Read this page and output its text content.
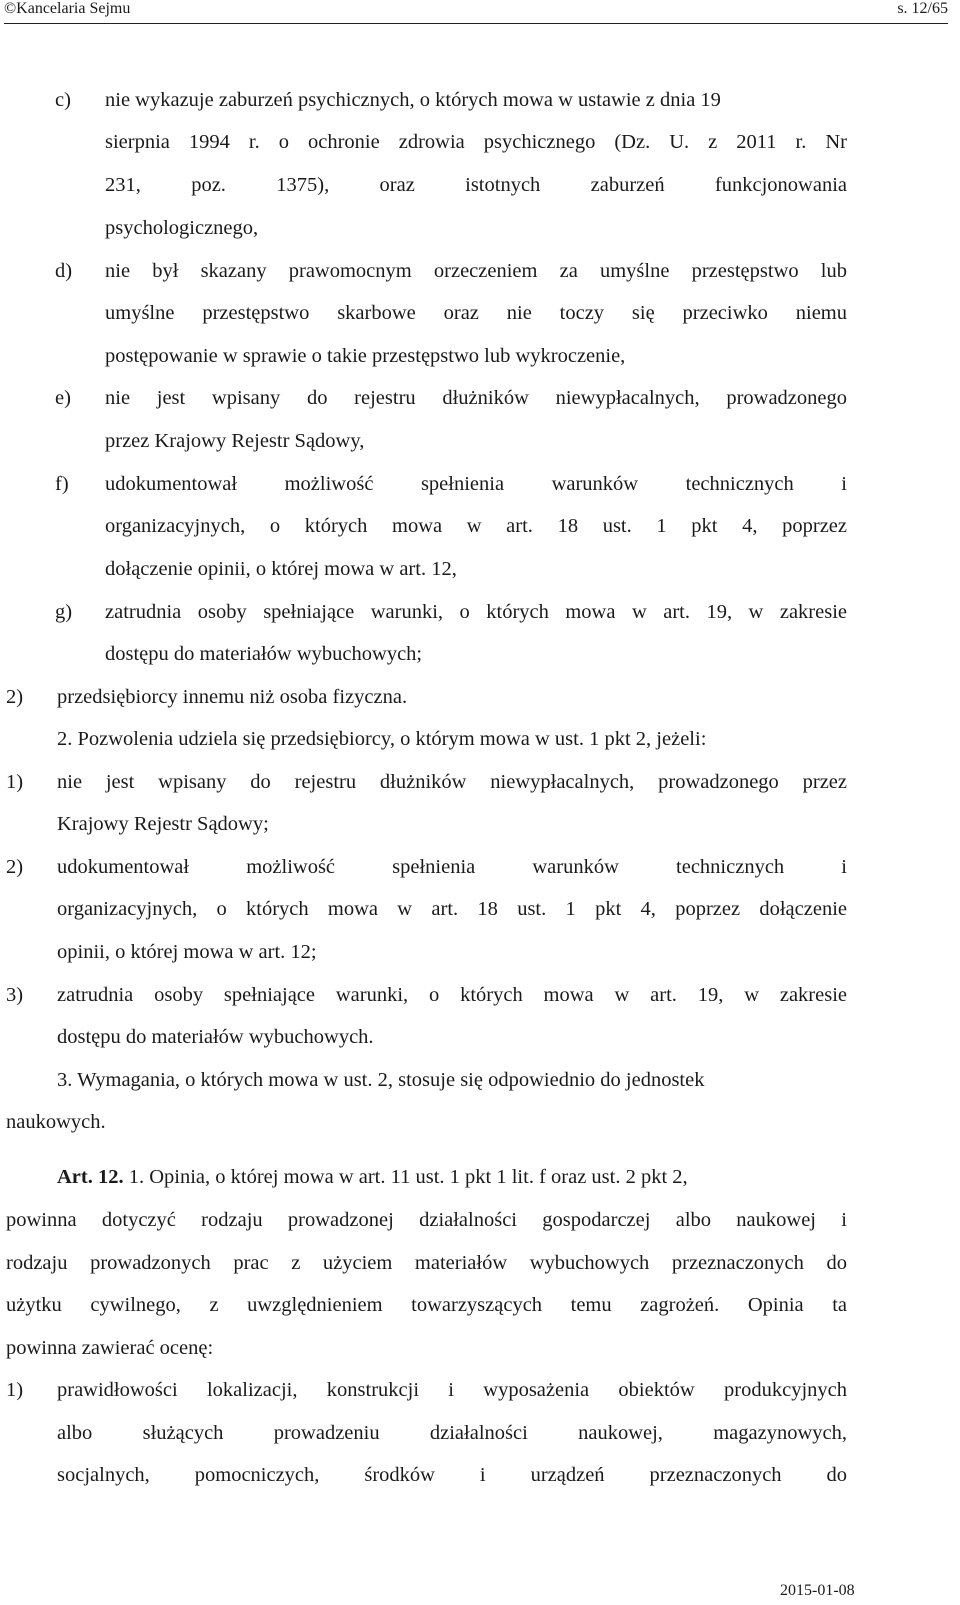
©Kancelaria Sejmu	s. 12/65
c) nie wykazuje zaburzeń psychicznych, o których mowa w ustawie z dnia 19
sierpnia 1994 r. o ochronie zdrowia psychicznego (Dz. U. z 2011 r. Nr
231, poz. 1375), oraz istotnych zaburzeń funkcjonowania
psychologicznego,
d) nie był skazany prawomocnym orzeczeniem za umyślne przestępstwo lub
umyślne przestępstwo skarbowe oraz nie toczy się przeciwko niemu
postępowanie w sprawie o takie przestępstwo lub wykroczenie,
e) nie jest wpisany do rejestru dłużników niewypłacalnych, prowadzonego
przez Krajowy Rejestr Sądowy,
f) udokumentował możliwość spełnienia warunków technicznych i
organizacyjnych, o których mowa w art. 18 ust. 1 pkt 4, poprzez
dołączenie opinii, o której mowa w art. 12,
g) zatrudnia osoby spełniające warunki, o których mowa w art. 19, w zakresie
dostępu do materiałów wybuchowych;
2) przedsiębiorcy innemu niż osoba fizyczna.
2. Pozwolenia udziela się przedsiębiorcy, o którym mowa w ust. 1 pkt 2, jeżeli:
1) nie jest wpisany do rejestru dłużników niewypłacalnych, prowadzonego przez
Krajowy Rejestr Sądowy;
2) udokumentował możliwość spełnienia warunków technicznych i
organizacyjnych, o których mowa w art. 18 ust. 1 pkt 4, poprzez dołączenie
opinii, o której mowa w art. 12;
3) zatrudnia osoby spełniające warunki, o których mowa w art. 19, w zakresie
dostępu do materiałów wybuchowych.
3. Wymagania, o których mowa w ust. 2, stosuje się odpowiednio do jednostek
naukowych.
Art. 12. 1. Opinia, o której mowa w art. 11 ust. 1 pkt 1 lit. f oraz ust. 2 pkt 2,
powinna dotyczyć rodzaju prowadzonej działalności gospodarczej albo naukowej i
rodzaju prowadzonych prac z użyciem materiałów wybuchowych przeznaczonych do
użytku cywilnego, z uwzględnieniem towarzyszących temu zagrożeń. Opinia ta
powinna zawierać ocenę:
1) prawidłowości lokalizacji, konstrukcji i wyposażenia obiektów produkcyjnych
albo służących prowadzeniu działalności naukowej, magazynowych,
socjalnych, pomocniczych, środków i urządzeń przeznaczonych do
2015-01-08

○ ○ ○ ○ ○

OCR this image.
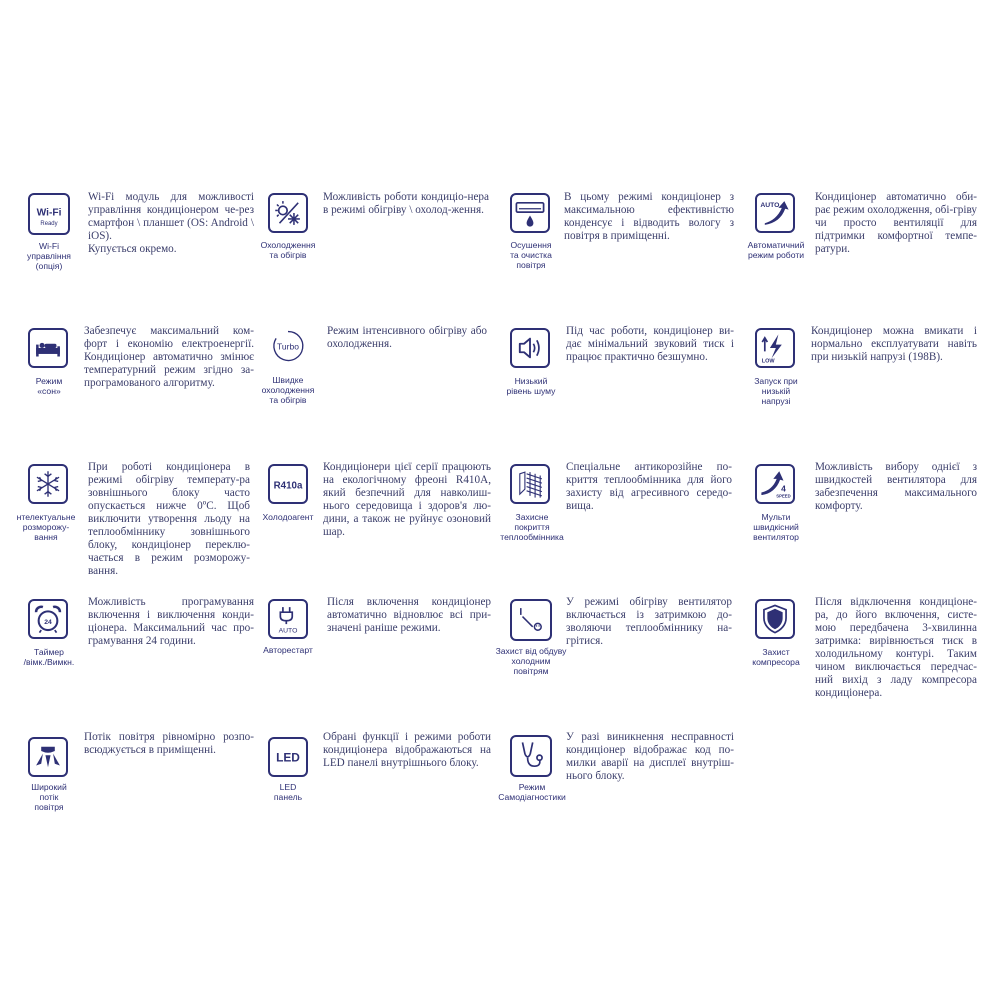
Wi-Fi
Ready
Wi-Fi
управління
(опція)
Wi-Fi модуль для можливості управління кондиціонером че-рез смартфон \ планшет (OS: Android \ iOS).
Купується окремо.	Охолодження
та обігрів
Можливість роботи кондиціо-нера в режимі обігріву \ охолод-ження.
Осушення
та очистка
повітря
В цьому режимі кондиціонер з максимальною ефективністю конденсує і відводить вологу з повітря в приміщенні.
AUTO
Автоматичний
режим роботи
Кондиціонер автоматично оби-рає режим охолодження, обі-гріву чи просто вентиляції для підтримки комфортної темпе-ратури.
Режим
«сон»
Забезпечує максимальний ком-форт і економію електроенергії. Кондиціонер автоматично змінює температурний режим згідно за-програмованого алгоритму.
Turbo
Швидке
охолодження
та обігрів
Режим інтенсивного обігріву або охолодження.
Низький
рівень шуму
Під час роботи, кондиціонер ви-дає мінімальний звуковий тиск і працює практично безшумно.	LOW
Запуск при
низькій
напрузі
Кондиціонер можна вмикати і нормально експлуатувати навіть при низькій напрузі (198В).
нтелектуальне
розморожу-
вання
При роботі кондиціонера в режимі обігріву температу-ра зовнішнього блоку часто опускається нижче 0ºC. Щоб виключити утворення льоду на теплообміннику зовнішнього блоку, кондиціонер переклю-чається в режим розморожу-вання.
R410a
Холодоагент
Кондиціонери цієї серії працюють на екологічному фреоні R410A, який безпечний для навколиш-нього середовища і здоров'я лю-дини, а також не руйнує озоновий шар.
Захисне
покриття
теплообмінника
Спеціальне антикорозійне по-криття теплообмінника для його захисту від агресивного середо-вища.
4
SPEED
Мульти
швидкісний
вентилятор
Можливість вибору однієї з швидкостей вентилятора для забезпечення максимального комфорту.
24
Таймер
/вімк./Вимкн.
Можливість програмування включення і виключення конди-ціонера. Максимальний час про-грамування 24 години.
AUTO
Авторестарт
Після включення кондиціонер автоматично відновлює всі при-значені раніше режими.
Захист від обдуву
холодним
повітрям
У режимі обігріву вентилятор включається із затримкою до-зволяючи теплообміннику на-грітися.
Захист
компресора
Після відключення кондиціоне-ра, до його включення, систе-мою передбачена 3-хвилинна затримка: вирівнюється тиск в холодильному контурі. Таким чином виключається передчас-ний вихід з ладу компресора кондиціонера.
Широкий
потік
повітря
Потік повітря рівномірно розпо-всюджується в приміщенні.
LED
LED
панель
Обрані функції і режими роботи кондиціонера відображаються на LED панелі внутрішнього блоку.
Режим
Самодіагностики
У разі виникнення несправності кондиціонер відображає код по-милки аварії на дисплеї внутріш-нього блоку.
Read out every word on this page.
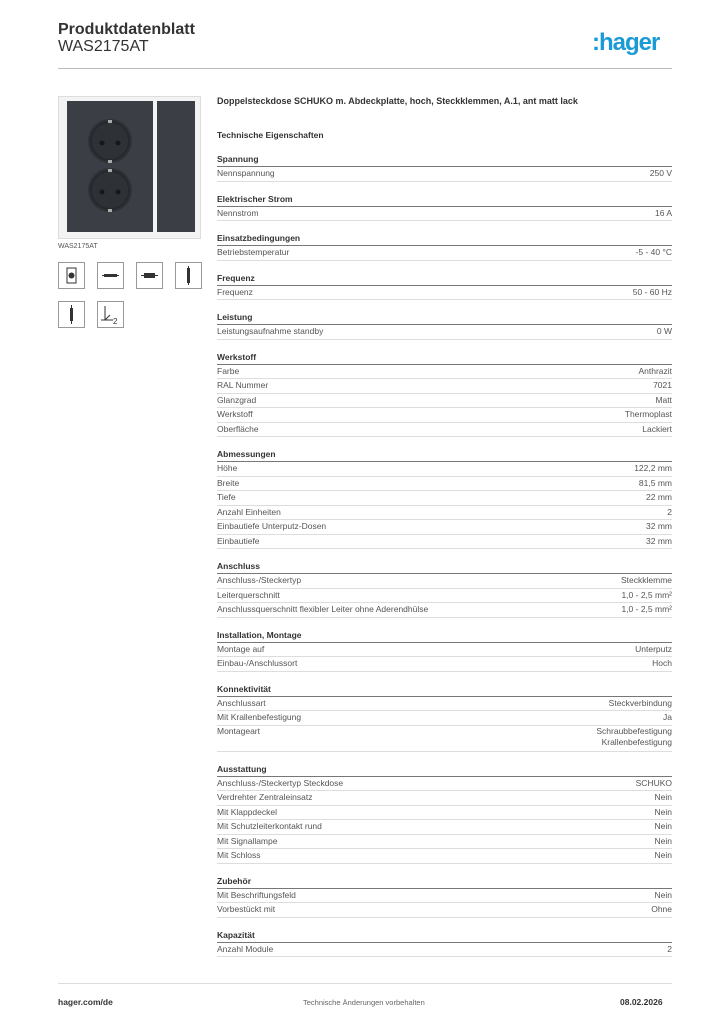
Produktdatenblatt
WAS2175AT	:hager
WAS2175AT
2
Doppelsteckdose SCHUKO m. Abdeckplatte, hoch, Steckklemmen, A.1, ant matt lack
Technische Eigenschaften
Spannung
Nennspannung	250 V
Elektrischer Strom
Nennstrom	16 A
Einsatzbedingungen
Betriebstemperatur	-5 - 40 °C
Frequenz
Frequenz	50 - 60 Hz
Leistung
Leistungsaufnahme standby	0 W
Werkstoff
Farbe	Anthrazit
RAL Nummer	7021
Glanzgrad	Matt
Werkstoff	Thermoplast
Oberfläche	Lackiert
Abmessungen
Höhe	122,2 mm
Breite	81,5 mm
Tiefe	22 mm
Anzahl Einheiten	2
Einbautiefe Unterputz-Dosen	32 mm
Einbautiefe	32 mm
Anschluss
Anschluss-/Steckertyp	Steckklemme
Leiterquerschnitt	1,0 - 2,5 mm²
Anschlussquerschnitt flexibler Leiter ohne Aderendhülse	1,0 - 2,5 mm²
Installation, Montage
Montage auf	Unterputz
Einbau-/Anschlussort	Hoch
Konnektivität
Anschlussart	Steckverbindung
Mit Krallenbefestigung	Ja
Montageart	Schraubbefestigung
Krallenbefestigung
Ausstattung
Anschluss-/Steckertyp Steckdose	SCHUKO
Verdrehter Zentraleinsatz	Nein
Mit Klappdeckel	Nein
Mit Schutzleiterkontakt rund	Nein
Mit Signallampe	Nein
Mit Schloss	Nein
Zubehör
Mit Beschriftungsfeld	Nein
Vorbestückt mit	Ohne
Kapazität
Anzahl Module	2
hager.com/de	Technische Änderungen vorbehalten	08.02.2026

○ ○ ○ ○ ○

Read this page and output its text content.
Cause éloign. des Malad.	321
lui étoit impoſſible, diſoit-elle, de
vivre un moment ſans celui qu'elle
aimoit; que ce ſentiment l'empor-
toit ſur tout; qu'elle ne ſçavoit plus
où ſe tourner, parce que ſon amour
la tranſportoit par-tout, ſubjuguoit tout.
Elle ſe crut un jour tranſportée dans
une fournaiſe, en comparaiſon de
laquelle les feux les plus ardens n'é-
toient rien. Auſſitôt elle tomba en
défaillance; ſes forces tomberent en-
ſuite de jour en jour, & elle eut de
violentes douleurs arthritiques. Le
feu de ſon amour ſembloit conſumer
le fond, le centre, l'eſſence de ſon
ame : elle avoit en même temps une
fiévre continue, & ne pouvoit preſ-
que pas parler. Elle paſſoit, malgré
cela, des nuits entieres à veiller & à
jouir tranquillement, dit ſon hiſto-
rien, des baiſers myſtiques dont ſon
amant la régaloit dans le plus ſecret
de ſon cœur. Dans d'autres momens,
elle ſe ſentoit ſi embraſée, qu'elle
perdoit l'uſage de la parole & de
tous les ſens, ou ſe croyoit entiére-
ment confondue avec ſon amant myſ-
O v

○ ○ ○ ○ ○

What the task asks: Gather every line from the listing above in which "dołączenie" appears, and copy those lines.

Solution for this task:
dołączenie opinii, o której mowa w art. 12,
organizacyjnych, o których mowa w art. 18 ust. 1 pkt 4, poprzez dołączenie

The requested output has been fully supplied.